■ MATERIAL FOR THIS EXERCISE:

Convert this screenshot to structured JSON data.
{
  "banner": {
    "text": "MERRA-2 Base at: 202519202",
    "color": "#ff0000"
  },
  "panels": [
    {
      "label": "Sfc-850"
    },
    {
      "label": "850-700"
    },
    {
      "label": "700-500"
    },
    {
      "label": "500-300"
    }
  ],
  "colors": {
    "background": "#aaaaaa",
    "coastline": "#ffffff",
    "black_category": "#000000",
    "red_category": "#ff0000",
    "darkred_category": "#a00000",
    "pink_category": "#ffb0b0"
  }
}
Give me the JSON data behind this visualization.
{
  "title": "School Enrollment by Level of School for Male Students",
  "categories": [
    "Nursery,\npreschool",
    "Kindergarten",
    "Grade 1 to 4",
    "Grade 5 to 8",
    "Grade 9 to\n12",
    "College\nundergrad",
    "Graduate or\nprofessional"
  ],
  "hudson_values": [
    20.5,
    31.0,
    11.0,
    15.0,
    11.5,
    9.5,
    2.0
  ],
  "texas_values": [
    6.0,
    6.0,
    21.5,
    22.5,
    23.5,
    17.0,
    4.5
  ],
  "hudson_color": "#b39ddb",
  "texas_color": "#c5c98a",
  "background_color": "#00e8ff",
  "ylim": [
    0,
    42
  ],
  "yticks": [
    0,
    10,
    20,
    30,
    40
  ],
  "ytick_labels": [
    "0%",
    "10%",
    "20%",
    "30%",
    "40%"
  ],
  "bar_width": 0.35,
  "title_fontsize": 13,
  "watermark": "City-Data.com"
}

■ STATED TASK:
Reproduce each entry exactly, leaving out nothing.

■ WRITTEN RESPONSE:
Convert this screenshot to structured JSON data.
{
  "banner": {
    "text": "MERRA-2 Base at: 202519202",
    "color": "#ff0000"
  },
  "panels": [
    {
      "label": "Sfc-850"
    },
    {
      "label": "850-700"
    },
    {
      "label": "700-500"
    },
    {
      "label": "500-300"
    }
  ],
  "colors": {
    "background": "#aaaaaa",
    "coastline": "#ffffff",
    "black_category": "#000000",
    "red_category": "#ff0000",
    "darkred_category": "#a00000",
    "pink_category": "#ffb0b0"
  }
}
Give me the JSON data behind this visualization.
{
  "title": "School Enrollment by Level of School for Male Students",
  "categories": [
    "Nursery,\npreschool",
    "Kindergarten",
    "Grade 1 to 4",
    "Grade 5 to 8",
    "Grade 9 to\n12",
    "College\nundergrad",
    "Graduate or\nprofessional"
  ],
  "hudson_values": [
    20.5,
    31.0,
    11.0,
    15.0,
    11.5,
    9.5,
    2.0
  ],
  "texas_values": [
    6.0,
    6.0,
    21.5,
    22.5,
    23.5,
    17.0,
    4.5
  ],
  "hudson_color": "#b39ddb",
  "texas_color": "#c5c98a",
  "background_color": "#00e8ff",
  "ylim": [
    0,
    42
  ],
  "yticks": [
    0,
    10,
    20,
    30,
    40
  ],
  "ytick_labels": [
    "0%",
    "10%",
    "20%",
    "30%",
    "40%"
  ],
  "bar_width": 0.35,
  "title_fontsize": 13,
  "watermark": "City-Data.com"
}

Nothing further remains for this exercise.